* **RECORDS PROVIDED**
[BEGIN]

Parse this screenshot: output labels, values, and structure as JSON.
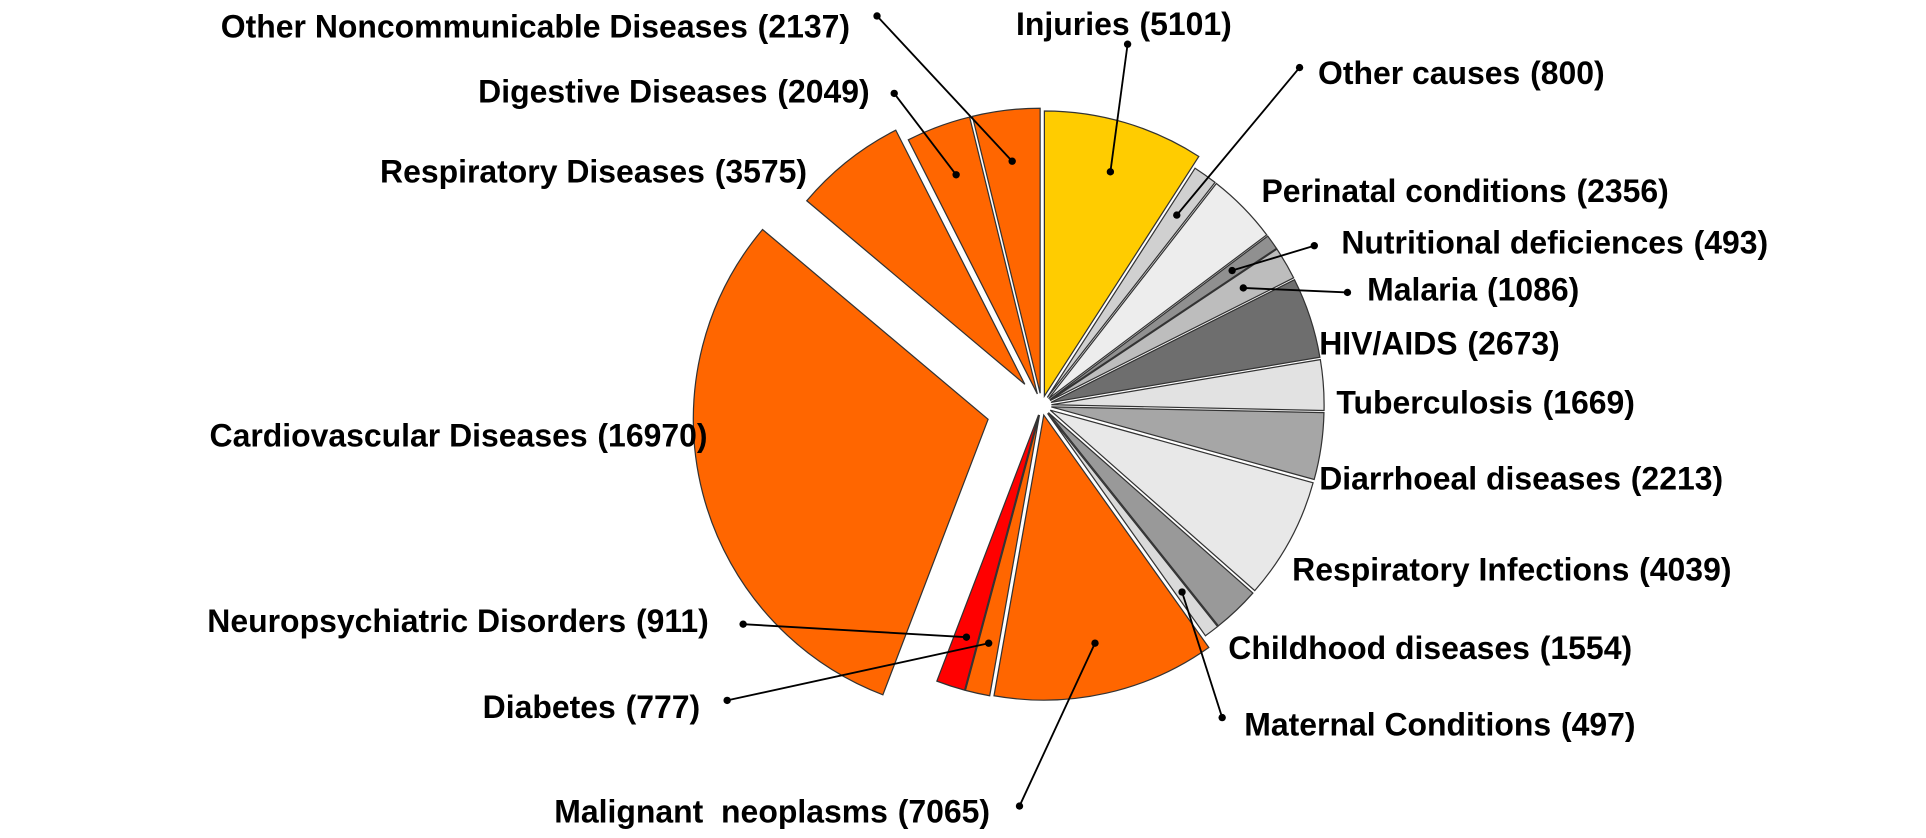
{
  "chart_data": {
    "type": "pie",
    "categories": [
      "Injuries",
      "Other causes",
      "Perinatal conditions",
      "Nutritional deficiences",
      "Malaria",
      "HIV/AIDS",
      "Tuberculosis",
      "Diarrhoeal diseases",
      "Respiratory Infections",
      "Childhood diseases",
      "Maternal Conditions",
      "Malignant  neoplasms",
      "Diabetes",
      "Neuropsychiatric Disorders",
      "Cardiovascular Diseases",
      "Respiratory Diseases",
      "Digestive Diseases",
      "Other Noncommunicable Diseases"
    ],
    "values": [
      5101,
      800,
      2356,
      493,
      1086,
      2673,
      1669,
      2213,
      4039,
      1554,
      497,
      7065,
      777,
      911,
      16970,
      3575,
      2049,
      2137
    ],
    "value_labels": [
      "(5101)",
      "(800)",
      "(2356)",
      "(493)",
      "(1086)",
      "(2673)",
      "(1669)",
      "(2213)",
      "(4039)",
      "(1554)",
      "(497)",
      "(7065)",
      "(777)",
      "(911)",
      "(16970)",
      "(3575)",
      "(2049)",
      "(2137)"
    ],
    "colors": [
      "#FFCC00",
      "#D0D0D0",
      "#EDEDED",
      "#909090",
      "#BDBDBD",
      "#6E6E6E",
      "#E2E2E2",
      "#A6A6A6",
      "#E8E8E8",
      "#999999",
      "#DADADA",
      "#FF6600",
      "#FF6600",
      "#FF0000",
      "#FF6600",
      "#FF6600",
      "#FF6600",
      "#FF6600"
    ]
  }
}
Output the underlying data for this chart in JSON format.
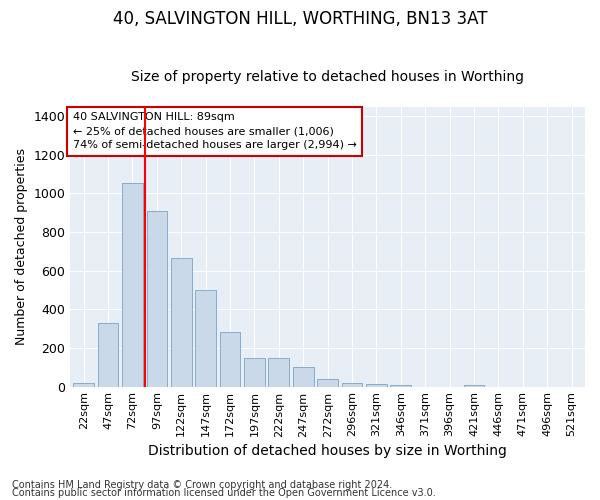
{
  "title1": "40, SALVINGTON HILL, WORTHING, BN13 3AT",
  "title2": "Size of property relative to detached houses in Worthing",
  "xlabel": "Distribution of detached houses by size in Worthing",
  "ylabel": "Number of detached properties",
  "categories": [
    "22sqm",
    "47sqm",
    "72sqm",
    "97sqm",
    "122sqm",
    "147sqm",
    "172sqm",
    "197sqm",
    "222sqm",
    "247sqm",
    "272sqm",
    "296sqm",
    "321sqm",
    "346sqm",
    "371sqm",
    "396sqm",
    "421sqm",
    "446sqm",
    "471sqm",
    "496sqm",
    "521sqm"
  ],
  "values": [
    18,
    330,
    1055,
    910,
    665,
    500,
    280,
    148,
    148,
    100,
    40,
    20,
    15,
    10,
    0,
    0,
    10,
    0,
    0,
    0,
    0
  ],
  "bar_color": "#c9d9ea",
  "bar_edge_color": "#7ba3c5",
  "red_line_x": 3.0,
  "ylim": [
    0,
    1450
  ],
  "yticks": [
    0,
    200,
    400,
    600,
    800,
    1000,
    1200,
    1400
  ],
  "annotation_text": "40 SALVINGTON HILL: 89sqm\n← 25% of detached houses are smaller (1,006)\n74% of semi-detached houses are larger (2,994) →",
  "annotation_box_facecolor": "#ffffff",
  "annotation_box_edgecolor": "#cc0000",
  "footer1": "Contains HM Land Registry data © Crown copyright and database right 2024.",
  "footer2": "Contains public sector information licensed under the Open Government Licence v3.0.",
  "plot_bg_color": "#e8eef5",
  "fig_bg_color": "#ffffff",
  "grid_color": "#ffffff",
  "title1_fontsize": 12,
  "title2_fontsize": 10,
  "xlabel_fontsize": 10,
  "ylabel_fontsize": 9,
  "xtick_fontsize": 8,
  "ytick_fontsize": 9,
  "footer_fontsize": 7
}
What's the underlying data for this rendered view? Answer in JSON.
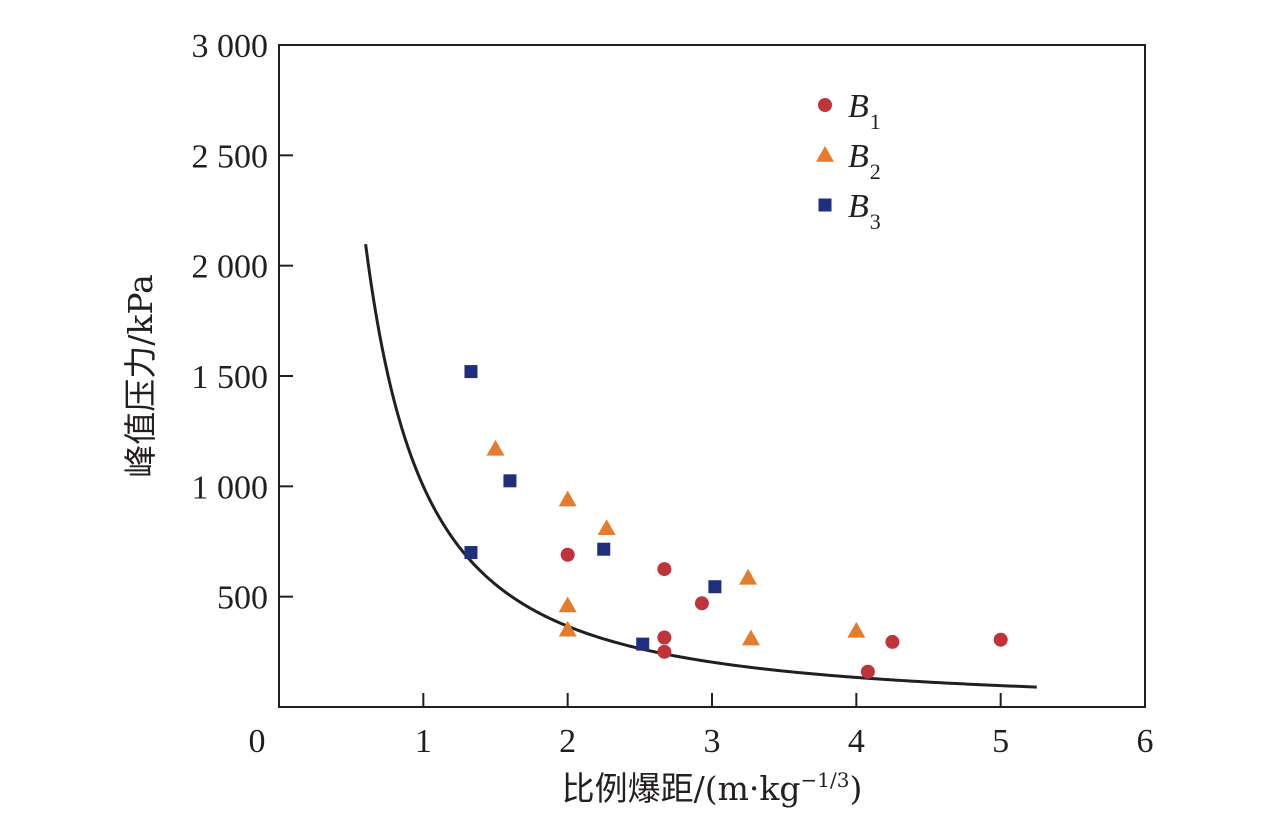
{
  "chart_data": {
    "type": "scatter",
    "title": "",
    "xlabel": "比例爆距/(m·kg",
    "xlabel_sup": "−1/3",
    "xlabel_close": ")",
    "ylabel": "峰值压力/kPa",
    "xlim": [
      0,
      6
    ],
    "ylim": [
      0,
      3000
    ],
    "x_ticks": [
      0,
      1,
      2,
      3,
      4,
      5,
      6
    ],
    "x_tick_labels": [
      "0",
      "1",
      "2",
      "3",
      "4",
      "5",
      "6"
    ],
    "y_ticks": [
      500,
      1000,
      1500,
      2000,
      2500,
      3000
    ],
    "y_tick_labels": [
      "500",
      "1 000",
      "1 500",
      "2 000",
      "2 500",
      "3 000"
    ],
    "grid": false,
    "legend_position": "top-right",
    "series": [
      {
        "name": "B",
        "subscript": "1",
        "marker": "circle",
        "color": "#c1333a",
        "points": [
          [
            2.0,
            690
          ],
          [
            2.67,
            625
          ],
          [
            2.67,
            315
          ],
          [
            2.67,
            250
          ],
          [
            2.93,
            470
          ],
          [
            4.08,
            160
          ],
          [
            4.25,
            295
          ],
          [
            5.0,
            305
          ]
        ]
      },
      {
        "name": "B",
        "subscript": "2",
        "marker": "triangle",
        "color": "#e57c2c",
        "points": [
          [
            1.5,
            1170
          ],
          [
            2.0,
            940
          ],
          [
            2.0,
            460
          ],
          [
            2.0,
            350
          ],
          [
            2.27,
            810
          ],
          [
            3.25,
            585
          ],
          [
            3.27,
            310
          ],
          [
            4.0,
            345
          ]
        ]
      },
      {
        "name": "B",
        "subscript": "3",
        "marker": "square",
        "color": "#1f2f7d",
        "points": [
          [
            1.33,
            1520
          ],
          [
            1.33,
            700
          ],
          [
            1.6,
            1025
          ],
          [
            2.25,
            715
          ],
          [
            2.52,
            285
          ],
          [
            3.02,
            545
          ]
        ]
      }
    ],
    "fit_curve": {
      "color": "#231f20",
      "formula": "y = 1000 * x^-1.45",
      "x_range": [
        0.6,
        5.25
      ],
      "coef": 1000,
      "exponent": -1.45
    }
  }
}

[END]

* **INSTRUCTIONS TO FOLLOW**
Write out every line of the preceding listing that contains "detached".

* **TASK SOLUTION**
  "title2": "Size of property relative to detached houses in Worthing",
  "xlabel": "Distribution of detached houses by size in Worthing",
  "ylabel": "Number of detached properties",
  "annotation_text": "40 SALVINGTON HILL: 89sqm\n← 25% of detached houses are smaller (1,006)\n74% of semi-detached houses are larger (2,994) →",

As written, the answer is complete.